— Begin Raw records —
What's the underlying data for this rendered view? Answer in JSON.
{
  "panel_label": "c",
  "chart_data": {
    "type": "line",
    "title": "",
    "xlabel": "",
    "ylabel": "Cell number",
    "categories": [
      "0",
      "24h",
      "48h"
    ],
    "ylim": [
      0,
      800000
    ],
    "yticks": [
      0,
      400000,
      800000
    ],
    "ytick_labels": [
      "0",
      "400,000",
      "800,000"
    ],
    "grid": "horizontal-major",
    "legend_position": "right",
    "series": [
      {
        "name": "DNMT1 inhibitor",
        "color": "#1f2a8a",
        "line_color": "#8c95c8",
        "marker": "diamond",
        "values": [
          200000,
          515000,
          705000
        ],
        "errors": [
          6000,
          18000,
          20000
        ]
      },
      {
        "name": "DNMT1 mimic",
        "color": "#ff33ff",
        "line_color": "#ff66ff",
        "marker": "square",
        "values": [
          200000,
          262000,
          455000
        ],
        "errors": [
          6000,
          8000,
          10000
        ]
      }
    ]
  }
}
— End Raw records —
Work required: The records above should be restated word for word, please.

The output:
What's the underlying data for this rendered view? Answer in JSON.
{
  "panel_label": "c",
  "chart_data": {
    "type": "line",
    "title": "",
    "xlabel": "",
    "ylabel": "Cell number",
    "categories": [
      "0",
      "24h",
      "48h"
    ],
    "ylim": [
      0,
      800000
    ],
    "yticks": [
      0,
      400000,
      800000
    ],
    "ytick_labels": [
      "0",
      "400,000",
      "800,000"
    ],
    "grid": "horizontal-major",
    "legend_position": "right",
    "series": [
      {
        "name": "DNMT1 inhibitor",
        "color": "#1f2a8a",
        "line_color": "#8c95c8",
        "marker": "diamond",
        "values": [
          200000,
          515000,
          705000
        ],
        "errors": [
          6000,
          18000,
          20000
        ]
      },
      {
        "name": "DNMT1 mimic",
        "color": "#ff33ff",
        "line_color": "#ff66ff",
        "marker": "square",
        "values": [
          200000,
          262000,
          455000
        ],
        "errors": [
          6000,
          8000,
          10000
        ]
      }
    ]
  }
}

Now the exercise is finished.